From the entries that follow, gather each line holding the word "массаж".

* Extracts from a graphics dataset:
☆ ☆ ☆ ☆ ☆ ☆ ☆

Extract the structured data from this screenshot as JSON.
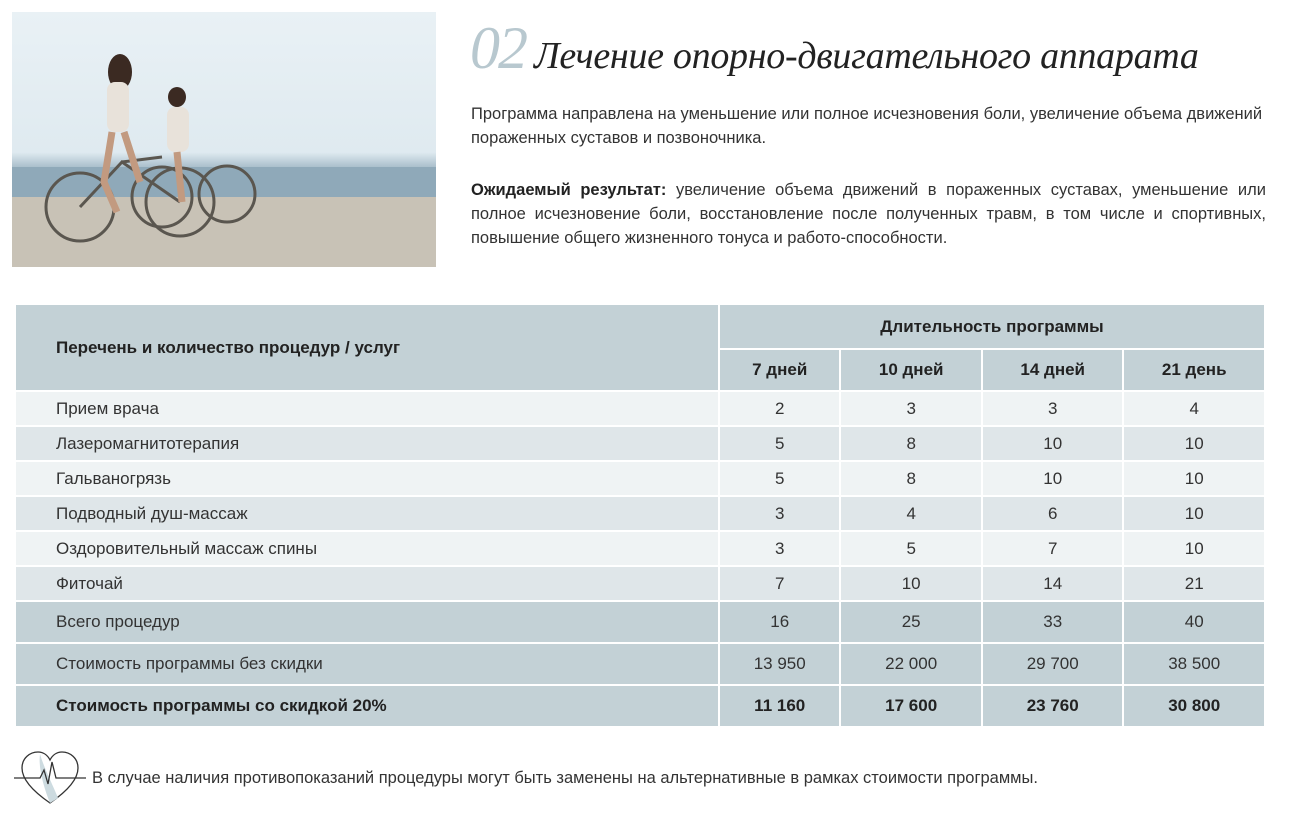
{
  "header": {
    "number": "02",
    "title": "Лечение опорно-двигательного аппарата"
  },
  "intro": "Программа направлена на уменьшение или полное исчезновения боли, увеличение объема движений пораженных суставов и позвоночника.",
  "result": {
    "label": "Ожидаемый результат:",
    "text": " увеличение объема движений в пораженных суставах, уменьшение или полное исчезновение боли, восстановление после полученных травм, в том числе и спортивных, повышение общего жизненного тонуса и работо-способности."
  },
  "table": {
    "col_header": "Перечень и количество процедур / услуг",
    "group_header": "Длительность программы",
    "durations": [
      "7 дней",
      "10 дней",
      "14 дней",
      "21 день"
    ],
    "rows": [
      {
        "name": "Прием врача",
        "values": [
          "2",
          "3",
          "3",
          "4"
        ]
      },
      {
        "name": "Лазеромагнитотерапия",
        "values": [
          "5",
          "8",
          "10",
          "10"
        ]
      },
      {
        "name": "Гальваногрязь",
        "values": [
          "5",
          "8",
          "10",
          "10"
        ]
      },
      {
        "name": "Подводный душ-массаж",
        "values": [
          "3",
          "4",
          "6",
          "10"
        ]
      },
      {
        "name": "Оздоровительный массаж спины",
        "values": [
          "3",
          "5",
          "7",
          "10"
        ]
      },
      {
        "name": "Фиточай",
        "values": [
          "7",
          "10",
          "14",
          "21"
        ]
      }
    ],
    "total": {
      "name": "Всего процедур",
      "values": [
        "16",
        "25",
        "33",
        "40"
      ]
    },
    "price": {
      "name": "Стоимость программы без скидки",
      "values": [
        "13 950",
        "22 000",
        "29 700",
        "38 500"
      ]
    },
    "discount": {
      "name": "Стоимость программы со скидкой 20%",
      "values": [
        "11 160",
        "17 600",
        "23 760",
        "30 800"
      ]
    }
  },
  "note": "В случае наличия противопоказаний процедуры могут быть заменены на альтернативные в рамках стоимости программы.",
  "colors": {
    "header": "#c3d1d6",
    "row_light": "#eff3f4",
    "row_dark": "#dfe6e9",
    "accent": "#b8c8cf"
  }
}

☆ ☆ ☆ ☆ ☆ ☆ ☆

* Task output:
        "name": "Подводный душ-массаж",
        "name": "Оздоровительный массаж спины",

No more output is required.